Instructions for the task:
Leave out the pictures and copy everything else in the entries exactly.

================

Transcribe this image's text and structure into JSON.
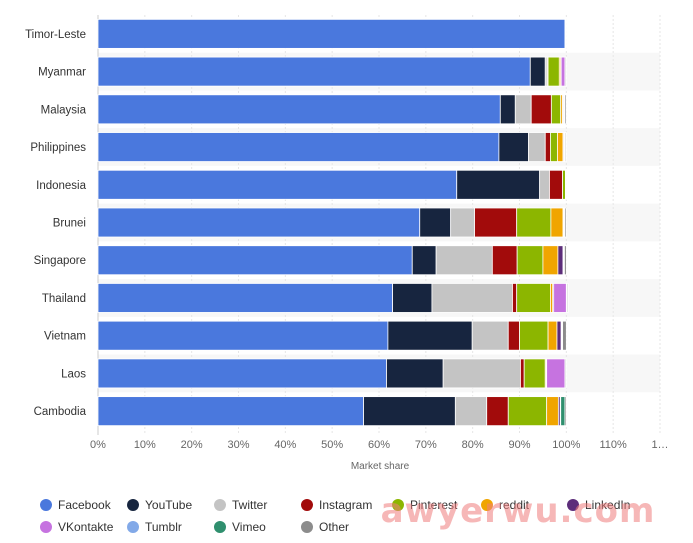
{
  "chart_data": {
    "type": "bar",
    "orientation": "horizontal",
    "stacked": true,
    "xlabel": "Market share",
    "xlim": [
      0,
      120
    ],
    "x_ticks": [
      "0%",
      "10%",
      "20%",
      "30%",
      "40%",
      "50%",
      "60%",
      "70%",
      "80%",
      "90%",
      "100%",
      "110%",
      "1…"
    ],
    "grid": true,
    "legend_position": "bottom",
    "categories": [
      "Timor-Leste",
      "Myanmar",
      "Malaysia",
      "Philippines",
      "Indonesia",
      "Brunei",
      "Singapore",
      "Thailand",
      "Vietnam",
      "Laos",
      "Cambodia"
    ],
    "series": [
      {
        "name": "Facebook",
        "color": "#4a78dd",
        "values": [
          99.7,
          92.3,
          85.9,
          85.6,
          76.6,
          68.7,
          67.1,
          62.9,
          61.9,
          61.6,
          56.7
        ]
      },
      {
        "name": "YouTube",
        "color": "#17253f",
        "values": [
          0.0,
          3.2,
          3.2,
          6.3,
          17.7,
          6.6,
          5.1,
          8.4,
          18.0,
          12.1,
          19.6
        ]
      },
      {
        "name": "Twitter",
        "color": "#c4c4c4",
        "values": [
          0.1,
          0.4,
          3.4,
          3.6,
          2.1,
          5.1,
          12.0,
          17.2,
          7.7,
          16.5,
          6.7
        ]
      },
      {
        "name": "Instagram",
        "color": "#a20b0b",
        "values": [
          0.1,
          0.2,
          4.3,
          1.1,
          2.8,
          9.0,
          5.3,
          0.9,
          2.4,
          0.8,
          4.6
        ]
      },
      {
        "name": "Pinterest",
        "color": "#8cb600",
        "values": [
          0.0,
          2.4,
          2.0,
          1.5,
          0.6,
          7.3,
          5.5,
          7.2,
          6.1,
          4.5,
          8.2
        ]
      },
      {
        "name": "reddit",
        "color": "#f0a500",
        "values": [
          0.0,
          0.3,
          0.4,
          1.2,
          0.1,
          2.6,
          3.2,
          0.5,
          1.9,
          0.2,
          2.5
        ]
      },
      {
        "name": "LinkedIn",
        "color": "#5c2d7a",
        "values": [
          0.0,
          0.1,
          0.2,
          0.2,
          0.1,
          0.1,
          1.1,
          0.2,
          0.9,
          0.1,
          0.4
        ]
      },
      {
        "name": "VKontakte",
        "color": "#c673e0",
        "values": [
          0.0,
          0.8,
          0.1,
          0.1,
          0.0,
          0.1,
          0.1,
          2.7,
          0.1,
          3.9,
          0.0
        ]
      },
      {
        "name": "Tumblr",
        "color": "#82a9e8",
        "values": [
          0.0,
          0.1,
          0.1,
          0.1,
          0.0,
          0.1,
          0.1,
          0.1,
          0.1,
          0.1,
          0.1
        ]
      },
      {
        "name": "Vimeo",
        "color": "#2f8f6e",
        "values": [
          0.0,
          0.0,
          0.1,
          0.1,
          0.0,
          0.1,
          0.1,
          0.1,
          0.1,
          0.0,
          0.9
        ]
      },
      {
        "name": "Other",
        "color": "#8c8c8c",
        "values": [
          0.1,
          0.2,
          0.3,
          0.2,
          0.0,
          0.3,
          0.4,
          0.2,
          0.8,
          0.2,
          0.3
        ]
      }
    ]
  },
  "watermark": "awyerwu.com"
}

================

Full solution:
Transcribe this image's text and structure into JSON.
{
  "chart_data": {
    "type": "bar",
    "orientation": "horizontal",
    "stacked": true,
    "xlabel": "Market share",
    "xlim": [
      0,
      120
    ],
    "x_ticks": [
      "0%",
      "10%",
      "20%",
      "30%",
      "40%",
      "50%",
      "60%",
      "70%",
      "80%",
      "90%",
      "100%",
      "110%",
      "1…"
    ],
    "grid": true,
    "legend_position": "bottom",
    "categories": [
      "Timor-Leste",
      "Myanmar",
      "Malaysia",
      "Philippines",
      "Indonesia",
      "Brunei",
      "Singapore",
      "Thailand",
      "Vietnam",
      "Laos",
      "Cambodia"
    ],
    "series": [
      {
        "name": "Facebook",
        "color": "#4a78dd",
        "values": [
          99.7,
          92.3,
          85.9,
          85.6,
          76.6,
          68.7,
          67.1,
          62.9,
          61.9,
          61.6,
          56.7
        ]
      },
      {
        "name": "YouTube",
        "color": "#17253f",
        "values": [
          0.0,
          3.2,
          3.2,
          6.3,
          17.7,
          6.6,
          5.1,
          8.4,
          18.0,
          12.1,
          19.6
        ]
      },
      {
        "name": "Twitter",
        "color": "#c4c4c4",
        "values": [
          0.1,
          0.4,
          3.4,
          3.6,
          2.1,
          5.1,
          12.0,
          17.2,
          7.7,
          16.5,
          6.7
        ]
      },
      {
        "name": "Instagram",
        "color": "#a20b0b",
        "values": [
          0.1,
          0.2,
          4.3,
          1.1,
          2.8,
          9.0,
          5.3,
          0.9,
          2.4,
          0.8,
          4.6
        ]
      },
      {
        "name": "Pinterest",
        "color": "#8cb600",
        "values": [
          0.0,
          2.4,
          2.0,
          1.5,
          0.6,
          7.3,
          5.5,
          7.2,
          6.1,
          4.5,
          8.2
        ]
      },
      {
        "name": "reddit",
        "color": "#f0a500",
        "values": [
          0.0,
          0.3,
          0.4,
          1.2,
          0.1,
          2.6,
          3.2,
          0.5,
          1.9,
          0.2,
          2.5
        ]
      },
      {
        "name": "LinkedIn",
        "color": "#5c2d7a",
        "values": [
          0.0,
          0.1,
          0.2,
          0.2,
          0.1,
          0.1,
          1.1,
          0.2,
          0.9,
          0.1,
          0.4
        ]
      },
      {
        "name": "VKontakte",
        "color": "#c673e0",
        "values": [
          0.0,
          0.8,
          0.1,
          0.1,
          0.0,
          0.1,
          0.1,
          2.7,
          0.1,
          3.9,
          0.0
        ]
      },
      {
        "name": "Tumblr",
        "color": "#82a9e8",
        "values": [
          0.0,
          0.1,
          0.1,
          0.1,
          0.0,
          0.1,
          0.1,
          0.1,
          0.1,
          0.1,
          0.1
        ]
      },
      {
        "name": "Vimeo",
        "color": "#2f8f6e",
        "values": [
          0.0,
          0.0,
          0.1,
          0.1,
          0.0,
          0.1,
          0.1,
          0.1,
          0.1,
          0.0,
          0.9
        ]
      },
      {
        "name": "Other",
        "color": "#8c8c8c",
        "values": [
          0.1,
          0.2,
          0.3,
          0.2,
          0.0,
          0.3,
          0.4,
          0.2,
          0.8,
          0.2,
          0.3
        ]
      }
    ]
  },
  "watermark": "awyerwu.com"
}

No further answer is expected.